### EXERCISE INSTRUCTIONS
From the listing below, pull out the lines that hold "Tocopherol".

### PROVIDED DATA
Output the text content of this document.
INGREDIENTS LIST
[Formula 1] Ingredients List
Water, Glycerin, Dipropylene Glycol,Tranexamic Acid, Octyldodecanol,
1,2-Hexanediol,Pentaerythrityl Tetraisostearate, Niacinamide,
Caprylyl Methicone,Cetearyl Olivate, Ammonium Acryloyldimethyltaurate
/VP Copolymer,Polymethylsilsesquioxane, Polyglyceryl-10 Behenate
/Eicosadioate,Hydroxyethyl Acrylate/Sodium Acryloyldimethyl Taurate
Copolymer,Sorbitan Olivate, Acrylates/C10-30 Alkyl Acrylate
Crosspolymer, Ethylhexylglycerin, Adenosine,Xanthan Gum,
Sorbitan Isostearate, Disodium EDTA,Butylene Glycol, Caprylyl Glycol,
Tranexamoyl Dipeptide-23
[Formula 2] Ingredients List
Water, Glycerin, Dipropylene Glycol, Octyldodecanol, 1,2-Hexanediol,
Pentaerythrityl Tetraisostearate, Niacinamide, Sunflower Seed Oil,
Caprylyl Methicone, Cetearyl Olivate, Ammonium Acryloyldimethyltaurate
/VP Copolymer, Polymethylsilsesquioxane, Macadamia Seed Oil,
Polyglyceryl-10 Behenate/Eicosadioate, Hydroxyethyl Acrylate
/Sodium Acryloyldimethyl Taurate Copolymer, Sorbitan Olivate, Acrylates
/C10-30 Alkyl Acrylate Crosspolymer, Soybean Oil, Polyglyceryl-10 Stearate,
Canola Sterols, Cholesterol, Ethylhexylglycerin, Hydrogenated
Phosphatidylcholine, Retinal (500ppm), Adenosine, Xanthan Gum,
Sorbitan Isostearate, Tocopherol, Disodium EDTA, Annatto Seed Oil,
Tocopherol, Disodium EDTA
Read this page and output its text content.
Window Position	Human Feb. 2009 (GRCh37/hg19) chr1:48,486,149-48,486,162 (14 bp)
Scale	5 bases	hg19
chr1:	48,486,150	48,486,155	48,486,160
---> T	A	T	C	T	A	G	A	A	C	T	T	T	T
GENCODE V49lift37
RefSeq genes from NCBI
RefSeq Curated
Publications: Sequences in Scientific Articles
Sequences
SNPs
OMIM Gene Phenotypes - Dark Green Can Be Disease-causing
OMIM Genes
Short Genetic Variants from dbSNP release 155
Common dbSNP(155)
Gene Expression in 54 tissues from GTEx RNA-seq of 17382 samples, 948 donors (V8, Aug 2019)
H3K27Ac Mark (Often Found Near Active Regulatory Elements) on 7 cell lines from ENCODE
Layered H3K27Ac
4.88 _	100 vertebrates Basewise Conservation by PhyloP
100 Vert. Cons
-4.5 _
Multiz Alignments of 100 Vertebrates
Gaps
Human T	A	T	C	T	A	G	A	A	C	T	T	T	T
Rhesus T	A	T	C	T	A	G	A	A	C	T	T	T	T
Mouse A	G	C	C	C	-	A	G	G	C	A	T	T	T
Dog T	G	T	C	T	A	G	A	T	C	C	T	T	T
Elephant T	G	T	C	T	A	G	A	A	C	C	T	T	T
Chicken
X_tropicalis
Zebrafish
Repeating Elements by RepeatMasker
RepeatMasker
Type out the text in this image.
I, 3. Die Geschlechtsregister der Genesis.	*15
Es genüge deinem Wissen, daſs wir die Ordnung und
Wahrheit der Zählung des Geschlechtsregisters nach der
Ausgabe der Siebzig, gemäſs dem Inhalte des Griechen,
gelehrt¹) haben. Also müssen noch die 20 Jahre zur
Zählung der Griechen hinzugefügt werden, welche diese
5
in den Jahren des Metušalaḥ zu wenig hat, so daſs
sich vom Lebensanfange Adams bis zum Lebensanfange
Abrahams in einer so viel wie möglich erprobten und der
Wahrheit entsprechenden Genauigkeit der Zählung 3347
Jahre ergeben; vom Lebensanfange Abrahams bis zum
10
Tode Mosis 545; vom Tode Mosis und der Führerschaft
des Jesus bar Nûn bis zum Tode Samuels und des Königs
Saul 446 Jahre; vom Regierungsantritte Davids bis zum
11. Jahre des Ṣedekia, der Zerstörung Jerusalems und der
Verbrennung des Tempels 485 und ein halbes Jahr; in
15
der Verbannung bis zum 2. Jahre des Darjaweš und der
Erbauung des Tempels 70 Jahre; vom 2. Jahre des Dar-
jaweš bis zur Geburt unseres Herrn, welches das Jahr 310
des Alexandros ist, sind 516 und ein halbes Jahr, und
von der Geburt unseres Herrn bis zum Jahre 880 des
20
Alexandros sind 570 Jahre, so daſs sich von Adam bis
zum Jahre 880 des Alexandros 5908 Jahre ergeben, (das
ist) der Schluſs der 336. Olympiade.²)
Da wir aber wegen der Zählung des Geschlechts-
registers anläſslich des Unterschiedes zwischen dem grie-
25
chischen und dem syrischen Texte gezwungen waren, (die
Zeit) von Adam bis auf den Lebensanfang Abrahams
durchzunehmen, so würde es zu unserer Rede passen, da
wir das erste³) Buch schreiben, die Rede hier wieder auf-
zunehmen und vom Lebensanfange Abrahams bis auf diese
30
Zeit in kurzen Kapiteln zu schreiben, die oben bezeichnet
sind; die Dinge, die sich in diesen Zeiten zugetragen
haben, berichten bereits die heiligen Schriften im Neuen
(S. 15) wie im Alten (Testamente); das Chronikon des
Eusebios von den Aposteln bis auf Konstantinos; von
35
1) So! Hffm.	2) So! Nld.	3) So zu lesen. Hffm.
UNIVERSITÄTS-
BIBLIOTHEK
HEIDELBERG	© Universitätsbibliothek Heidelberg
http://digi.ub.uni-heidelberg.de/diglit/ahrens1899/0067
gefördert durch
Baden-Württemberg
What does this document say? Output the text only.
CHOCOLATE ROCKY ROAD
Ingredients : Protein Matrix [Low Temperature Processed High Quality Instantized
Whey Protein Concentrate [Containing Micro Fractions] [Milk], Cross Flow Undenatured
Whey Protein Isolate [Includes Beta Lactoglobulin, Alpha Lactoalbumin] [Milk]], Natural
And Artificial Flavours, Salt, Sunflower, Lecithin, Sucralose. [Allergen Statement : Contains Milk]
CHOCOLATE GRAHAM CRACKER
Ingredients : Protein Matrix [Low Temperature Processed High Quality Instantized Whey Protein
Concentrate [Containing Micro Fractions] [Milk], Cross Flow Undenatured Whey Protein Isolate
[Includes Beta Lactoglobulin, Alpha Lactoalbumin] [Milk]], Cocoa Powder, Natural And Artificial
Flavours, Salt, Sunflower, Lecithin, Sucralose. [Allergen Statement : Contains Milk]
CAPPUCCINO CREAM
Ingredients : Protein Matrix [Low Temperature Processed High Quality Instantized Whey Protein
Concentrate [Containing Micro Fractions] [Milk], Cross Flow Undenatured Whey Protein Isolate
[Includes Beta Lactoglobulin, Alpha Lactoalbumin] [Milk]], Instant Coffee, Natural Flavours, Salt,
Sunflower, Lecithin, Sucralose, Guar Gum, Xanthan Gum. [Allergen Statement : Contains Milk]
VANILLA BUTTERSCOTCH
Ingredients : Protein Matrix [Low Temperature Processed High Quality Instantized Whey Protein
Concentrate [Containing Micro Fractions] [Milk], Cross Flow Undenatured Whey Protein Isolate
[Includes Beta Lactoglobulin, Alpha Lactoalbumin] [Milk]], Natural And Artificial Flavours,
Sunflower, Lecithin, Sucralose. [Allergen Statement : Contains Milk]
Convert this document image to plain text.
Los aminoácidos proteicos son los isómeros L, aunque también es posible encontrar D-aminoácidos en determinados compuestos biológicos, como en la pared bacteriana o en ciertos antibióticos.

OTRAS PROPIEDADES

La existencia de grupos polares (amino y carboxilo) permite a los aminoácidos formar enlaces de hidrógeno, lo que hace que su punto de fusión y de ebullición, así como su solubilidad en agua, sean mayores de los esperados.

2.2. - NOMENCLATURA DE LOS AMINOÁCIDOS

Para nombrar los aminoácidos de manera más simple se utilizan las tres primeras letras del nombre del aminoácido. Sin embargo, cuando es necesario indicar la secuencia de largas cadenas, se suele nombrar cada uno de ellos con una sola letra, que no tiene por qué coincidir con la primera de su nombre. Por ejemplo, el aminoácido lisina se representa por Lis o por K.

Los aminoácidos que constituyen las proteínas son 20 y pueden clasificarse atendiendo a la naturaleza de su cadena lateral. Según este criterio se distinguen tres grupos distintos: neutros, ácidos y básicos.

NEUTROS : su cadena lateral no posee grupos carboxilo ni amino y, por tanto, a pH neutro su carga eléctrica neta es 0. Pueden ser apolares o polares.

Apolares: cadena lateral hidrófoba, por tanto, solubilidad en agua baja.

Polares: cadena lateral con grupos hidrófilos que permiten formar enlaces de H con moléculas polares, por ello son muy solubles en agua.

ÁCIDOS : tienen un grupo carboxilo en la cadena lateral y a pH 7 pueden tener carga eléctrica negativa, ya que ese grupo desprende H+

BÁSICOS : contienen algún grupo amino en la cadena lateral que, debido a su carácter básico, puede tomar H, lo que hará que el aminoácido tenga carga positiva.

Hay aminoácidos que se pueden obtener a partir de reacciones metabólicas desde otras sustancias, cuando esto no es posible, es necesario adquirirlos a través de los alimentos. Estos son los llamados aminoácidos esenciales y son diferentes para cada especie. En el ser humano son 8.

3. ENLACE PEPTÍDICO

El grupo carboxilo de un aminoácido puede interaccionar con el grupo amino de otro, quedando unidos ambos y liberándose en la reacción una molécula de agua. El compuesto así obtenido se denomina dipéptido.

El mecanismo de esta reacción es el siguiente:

### TASK RESULT
Sorbitan Isostearate, Tocopherol, Disodium EDTA, Annatto Seed Oil,
Tocopherol, Disodium EDTA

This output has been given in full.